**Recorded information**.
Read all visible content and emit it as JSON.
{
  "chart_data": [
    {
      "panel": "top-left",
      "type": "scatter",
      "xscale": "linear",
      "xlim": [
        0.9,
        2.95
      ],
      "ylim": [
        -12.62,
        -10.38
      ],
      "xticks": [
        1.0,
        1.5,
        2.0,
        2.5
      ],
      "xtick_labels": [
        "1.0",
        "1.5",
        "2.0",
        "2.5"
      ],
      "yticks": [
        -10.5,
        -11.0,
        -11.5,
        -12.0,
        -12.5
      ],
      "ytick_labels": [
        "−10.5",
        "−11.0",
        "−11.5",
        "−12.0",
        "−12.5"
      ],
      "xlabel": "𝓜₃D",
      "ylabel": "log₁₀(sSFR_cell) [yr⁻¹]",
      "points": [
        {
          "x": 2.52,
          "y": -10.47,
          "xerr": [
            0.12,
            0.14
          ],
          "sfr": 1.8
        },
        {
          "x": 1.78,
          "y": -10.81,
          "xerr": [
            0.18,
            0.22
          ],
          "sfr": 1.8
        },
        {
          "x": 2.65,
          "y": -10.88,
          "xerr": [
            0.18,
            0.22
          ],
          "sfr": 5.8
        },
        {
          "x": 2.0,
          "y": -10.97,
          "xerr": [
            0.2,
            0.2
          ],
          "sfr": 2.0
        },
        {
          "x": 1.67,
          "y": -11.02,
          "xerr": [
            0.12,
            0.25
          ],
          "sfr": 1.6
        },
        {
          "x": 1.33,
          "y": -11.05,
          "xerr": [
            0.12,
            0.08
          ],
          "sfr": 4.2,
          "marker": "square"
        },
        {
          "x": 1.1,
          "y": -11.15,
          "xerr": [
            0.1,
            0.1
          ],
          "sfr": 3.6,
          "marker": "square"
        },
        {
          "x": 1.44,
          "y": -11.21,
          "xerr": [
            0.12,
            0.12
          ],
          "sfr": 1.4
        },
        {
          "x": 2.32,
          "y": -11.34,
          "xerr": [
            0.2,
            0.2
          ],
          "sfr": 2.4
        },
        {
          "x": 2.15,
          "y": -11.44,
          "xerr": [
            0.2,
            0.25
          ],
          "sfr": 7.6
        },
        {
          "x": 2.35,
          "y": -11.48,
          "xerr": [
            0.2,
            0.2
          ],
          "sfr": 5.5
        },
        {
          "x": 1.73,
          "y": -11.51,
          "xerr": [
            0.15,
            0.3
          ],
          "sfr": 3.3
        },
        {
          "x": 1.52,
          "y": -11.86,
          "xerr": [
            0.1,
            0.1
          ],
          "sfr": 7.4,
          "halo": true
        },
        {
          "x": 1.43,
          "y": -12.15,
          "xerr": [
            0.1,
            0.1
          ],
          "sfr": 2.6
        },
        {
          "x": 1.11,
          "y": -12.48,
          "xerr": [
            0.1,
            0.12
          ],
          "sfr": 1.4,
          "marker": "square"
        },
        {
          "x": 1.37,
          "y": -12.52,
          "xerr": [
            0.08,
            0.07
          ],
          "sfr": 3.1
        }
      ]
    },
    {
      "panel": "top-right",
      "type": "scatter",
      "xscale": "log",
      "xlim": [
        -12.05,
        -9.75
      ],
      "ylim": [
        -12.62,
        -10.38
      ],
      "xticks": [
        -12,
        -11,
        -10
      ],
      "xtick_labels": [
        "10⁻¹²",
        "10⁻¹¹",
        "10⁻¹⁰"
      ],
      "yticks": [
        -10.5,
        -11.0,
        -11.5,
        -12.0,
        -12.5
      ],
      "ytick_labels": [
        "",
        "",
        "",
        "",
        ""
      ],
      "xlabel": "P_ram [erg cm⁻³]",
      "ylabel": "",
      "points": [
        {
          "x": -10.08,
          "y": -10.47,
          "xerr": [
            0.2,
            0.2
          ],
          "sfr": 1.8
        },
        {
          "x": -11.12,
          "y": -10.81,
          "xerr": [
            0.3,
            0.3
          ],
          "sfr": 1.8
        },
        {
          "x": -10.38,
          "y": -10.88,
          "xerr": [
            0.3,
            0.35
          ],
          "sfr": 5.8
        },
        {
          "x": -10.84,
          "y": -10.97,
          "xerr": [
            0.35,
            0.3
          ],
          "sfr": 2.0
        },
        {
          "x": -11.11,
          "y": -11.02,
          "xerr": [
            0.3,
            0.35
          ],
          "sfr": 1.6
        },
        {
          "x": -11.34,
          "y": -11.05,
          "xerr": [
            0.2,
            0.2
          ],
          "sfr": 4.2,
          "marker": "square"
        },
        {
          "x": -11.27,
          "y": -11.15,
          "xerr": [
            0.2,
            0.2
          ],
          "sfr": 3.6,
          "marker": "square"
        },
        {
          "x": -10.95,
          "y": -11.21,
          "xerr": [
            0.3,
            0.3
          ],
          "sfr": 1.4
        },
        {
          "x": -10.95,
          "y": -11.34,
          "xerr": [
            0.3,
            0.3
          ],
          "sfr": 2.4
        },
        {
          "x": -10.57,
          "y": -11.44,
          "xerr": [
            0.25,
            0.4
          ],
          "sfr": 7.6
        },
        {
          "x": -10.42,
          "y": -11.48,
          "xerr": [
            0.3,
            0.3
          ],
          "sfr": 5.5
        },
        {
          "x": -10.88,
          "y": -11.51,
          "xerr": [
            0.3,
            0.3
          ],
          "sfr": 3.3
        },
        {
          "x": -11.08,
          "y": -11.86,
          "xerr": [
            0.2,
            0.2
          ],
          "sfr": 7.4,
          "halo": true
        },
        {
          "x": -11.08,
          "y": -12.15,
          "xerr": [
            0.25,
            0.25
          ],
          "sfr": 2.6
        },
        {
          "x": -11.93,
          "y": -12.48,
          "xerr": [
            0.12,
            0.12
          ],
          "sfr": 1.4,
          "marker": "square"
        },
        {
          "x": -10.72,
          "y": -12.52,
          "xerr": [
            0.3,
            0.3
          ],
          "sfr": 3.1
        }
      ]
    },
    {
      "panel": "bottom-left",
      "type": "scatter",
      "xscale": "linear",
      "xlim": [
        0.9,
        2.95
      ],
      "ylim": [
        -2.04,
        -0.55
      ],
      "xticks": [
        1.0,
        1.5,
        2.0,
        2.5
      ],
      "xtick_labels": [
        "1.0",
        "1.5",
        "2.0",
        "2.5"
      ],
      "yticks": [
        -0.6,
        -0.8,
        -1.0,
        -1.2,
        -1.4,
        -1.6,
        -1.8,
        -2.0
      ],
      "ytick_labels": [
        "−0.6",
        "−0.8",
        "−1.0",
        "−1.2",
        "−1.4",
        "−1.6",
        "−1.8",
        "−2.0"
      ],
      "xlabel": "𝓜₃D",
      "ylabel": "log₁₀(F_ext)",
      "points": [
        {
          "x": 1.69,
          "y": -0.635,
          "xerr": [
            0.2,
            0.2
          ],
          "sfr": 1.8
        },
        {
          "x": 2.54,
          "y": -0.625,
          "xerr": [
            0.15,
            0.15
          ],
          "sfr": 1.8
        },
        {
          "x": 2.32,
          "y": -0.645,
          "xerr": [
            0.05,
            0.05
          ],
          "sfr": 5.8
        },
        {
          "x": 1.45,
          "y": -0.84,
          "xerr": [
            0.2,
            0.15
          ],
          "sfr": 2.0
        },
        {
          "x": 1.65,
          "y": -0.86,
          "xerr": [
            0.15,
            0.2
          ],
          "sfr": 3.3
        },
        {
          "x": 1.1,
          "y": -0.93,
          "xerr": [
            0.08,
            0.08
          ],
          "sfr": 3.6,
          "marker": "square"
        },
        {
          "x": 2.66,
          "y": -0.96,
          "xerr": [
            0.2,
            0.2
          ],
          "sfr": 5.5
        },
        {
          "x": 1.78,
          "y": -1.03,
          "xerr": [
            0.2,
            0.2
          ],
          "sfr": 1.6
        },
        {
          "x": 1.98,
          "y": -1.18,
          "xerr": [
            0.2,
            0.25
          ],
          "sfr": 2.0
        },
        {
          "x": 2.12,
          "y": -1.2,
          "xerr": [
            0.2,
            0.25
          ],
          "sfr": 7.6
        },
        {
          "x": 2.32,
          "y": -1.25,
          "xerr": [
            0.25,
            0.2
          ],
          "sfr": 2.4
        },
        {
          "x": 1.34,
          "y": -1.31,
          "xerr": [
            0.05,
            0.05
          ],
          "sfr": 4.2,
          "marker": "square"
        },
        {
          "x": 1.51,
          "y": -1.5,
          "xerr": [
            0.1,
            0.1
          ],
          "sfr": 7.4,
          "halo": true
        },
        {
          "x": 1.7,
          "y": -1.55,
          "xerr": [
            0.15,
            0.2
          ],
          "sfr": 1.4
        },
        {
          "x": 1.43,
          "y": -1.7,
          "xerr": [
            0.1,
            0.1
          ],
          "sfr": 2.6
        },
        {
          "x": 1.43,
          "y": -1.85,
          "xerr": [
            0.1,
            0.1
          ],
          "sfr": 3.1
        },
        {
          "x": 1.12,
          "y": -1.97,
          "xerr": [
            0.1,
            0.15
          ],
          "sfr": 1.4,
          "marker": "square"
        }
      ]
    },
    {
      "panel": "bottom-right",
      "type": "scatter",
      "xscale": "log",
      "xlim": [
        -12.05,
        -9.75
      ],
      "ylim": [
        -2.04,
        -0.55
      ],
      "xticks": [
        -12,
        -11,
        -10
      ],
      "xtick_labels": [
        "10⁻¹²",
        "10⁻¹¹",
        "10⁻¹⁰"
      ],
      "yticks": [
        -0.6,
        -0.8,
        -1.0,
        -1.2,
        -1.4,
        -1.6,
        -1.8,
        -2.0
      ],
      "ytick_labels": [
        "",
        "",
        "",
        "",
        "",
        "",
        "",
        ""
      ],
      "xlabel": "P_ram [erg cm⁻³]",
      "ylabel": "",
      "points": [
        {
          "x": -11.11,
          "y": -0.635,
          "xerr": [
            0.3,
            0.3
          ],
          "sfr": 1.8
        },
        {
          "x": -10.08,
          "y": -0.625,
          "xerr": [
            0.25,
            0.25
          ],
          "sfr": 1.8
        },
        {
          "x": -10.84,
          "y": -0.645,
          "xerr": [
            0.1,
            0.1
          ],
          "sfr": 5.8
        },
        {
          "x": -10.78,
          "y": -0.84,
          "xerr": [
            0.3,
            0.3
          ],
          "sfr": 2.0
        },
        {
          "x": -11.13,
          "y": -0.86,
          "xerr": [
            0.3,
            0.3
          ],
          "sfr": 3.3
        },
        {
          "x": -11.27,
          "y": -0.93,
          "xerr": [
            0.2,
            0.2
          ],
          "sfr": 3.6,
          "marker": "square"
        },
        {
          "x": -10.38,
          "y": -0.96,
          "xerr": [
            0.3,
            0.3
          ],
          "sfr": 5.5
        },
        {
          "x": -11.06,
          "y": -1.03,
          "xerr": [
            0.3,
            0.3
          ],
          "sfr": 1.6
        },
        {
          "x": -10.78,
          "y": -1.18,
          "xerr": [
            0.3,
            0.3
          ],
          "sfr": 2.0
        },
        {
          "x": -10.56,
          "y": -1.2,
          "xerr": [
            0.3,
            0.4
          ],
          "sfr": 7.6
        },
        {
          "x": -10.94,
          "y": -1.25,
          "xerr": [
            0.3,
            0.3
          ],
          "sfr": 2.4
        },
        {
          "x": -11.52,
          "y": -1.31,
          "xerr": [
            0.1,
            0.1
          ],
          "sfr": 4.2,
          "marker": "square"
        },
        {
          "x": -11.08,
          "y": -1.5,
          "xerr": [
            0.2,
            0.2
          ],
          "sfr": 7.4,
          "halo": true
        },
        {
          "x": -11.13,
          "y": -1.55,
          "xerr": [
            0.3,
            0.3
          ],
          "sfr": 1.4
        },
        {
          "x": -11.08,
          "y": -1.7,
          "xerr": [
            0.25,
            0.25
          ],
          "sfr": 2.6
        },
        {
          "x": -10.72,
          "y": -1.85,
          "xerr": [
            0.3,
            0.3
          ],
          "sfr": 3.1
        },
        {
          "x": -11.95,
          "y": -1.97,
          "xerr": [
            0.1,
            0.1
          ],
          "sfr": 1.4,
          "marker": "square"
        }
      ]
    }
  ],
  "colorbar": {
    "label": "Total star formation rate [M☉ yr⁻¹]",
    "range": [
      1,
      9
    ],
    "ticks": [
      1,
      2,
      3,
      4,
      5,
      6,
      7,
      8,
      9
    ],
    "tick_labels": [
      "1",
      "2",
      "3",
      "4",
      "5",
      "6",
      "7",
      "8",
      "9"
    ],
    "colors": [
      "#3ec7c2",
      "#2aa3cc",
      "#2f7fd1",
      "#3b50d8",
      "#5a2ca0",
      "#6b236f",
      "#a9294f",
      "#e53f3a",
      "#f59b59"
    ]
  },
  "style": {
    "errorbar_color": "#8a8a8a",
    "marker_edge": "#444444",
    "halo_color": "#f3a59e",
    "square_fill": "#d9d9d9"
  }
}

**What is required**.
Copy every line of the listing containing the string "log₁₀".

**Written solution**.
      "ylabel": "log₁₀(sSFR_cell) [yr⁻¹]",
      "ylabel": "log₁₀(F_ext)",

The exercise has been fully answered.